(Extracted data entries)
-=-=-=-=-
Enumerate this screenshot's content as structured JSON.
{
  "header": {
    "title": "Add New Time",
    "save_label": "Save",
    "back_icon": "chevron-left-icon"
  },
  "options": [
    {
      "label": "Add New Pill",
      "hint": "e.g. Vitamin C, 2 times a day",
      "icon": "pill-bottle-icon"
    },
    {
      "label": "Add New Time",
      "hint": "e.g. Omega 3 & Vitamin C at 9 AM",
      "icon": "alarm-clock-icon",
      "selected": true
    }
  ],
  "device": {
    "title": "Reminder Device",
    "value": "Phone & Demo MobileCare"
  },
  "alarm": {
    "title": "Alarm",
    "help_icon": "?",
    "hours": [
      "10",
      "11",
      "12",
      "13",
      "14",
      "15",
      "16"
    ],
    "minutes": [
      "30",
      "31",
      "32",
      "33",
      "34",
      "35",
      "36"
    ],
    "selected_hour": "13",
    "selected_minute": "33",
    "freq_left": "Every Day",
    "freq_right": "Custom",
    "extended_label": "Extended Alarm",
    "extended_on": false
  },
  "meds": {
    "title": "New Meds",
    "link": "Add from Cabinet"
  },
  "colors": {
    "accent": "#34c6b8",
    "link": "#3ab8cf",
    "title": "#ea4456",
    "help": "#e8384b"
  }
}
-=-=-=-=-
Problem to work on
Copy every record exactly, with nothing added or dropped.

Task answer
Enumerate this screenshot's content as structured JSON.
{
  "header": {
    "title": "Add New Time",
    "save_label": "Save",
    "back_icon": "chevron-left-icon"
  },
  "options": [
    {
      "label": "Add New Pill",
      "hint": "e.g. Vitamin C, 2 times a day",
      "icon": "pill-bottle-icon"
    },
    {
      "label": "Add New Time",
      "hint": "e.g. Omega 3 & Vitamin C at 9 AM",
      "icon": "alarm-clock-icon",
      "selected": true
    }
  ],
  "device": {
    "title": "Reminder Device",
    "value": "Phone & Demo MobileCare"
  },
  "alarm": {
    "title": "Alarm",
    "help_icon": "?",
    "hours": [
      "10",
      "11",
      "12",
      "13",
      "14",
      "15",
      "16"
    ],
    "minutes": [
      "30",
      "31",
      "32",
      "33",
      "34",
      "35",
      "36"
    ],
    "selected_hour": "13",
    "selected_minute": "33",
    "freq_left": "Every Day",
    "freq_right": "Custom",
    "extended_label": "Extended Alarm",
    "extended_on": false
  },
  "meds": {
    "title": "New Meds",
    "link": "Add from Cabinet"
  },
  "colors": {
    "accent": "#34c6b8",
    "link": "#3ab8cf",
    "title": "#ea4456",
    "help": "#e8384b"
  }
}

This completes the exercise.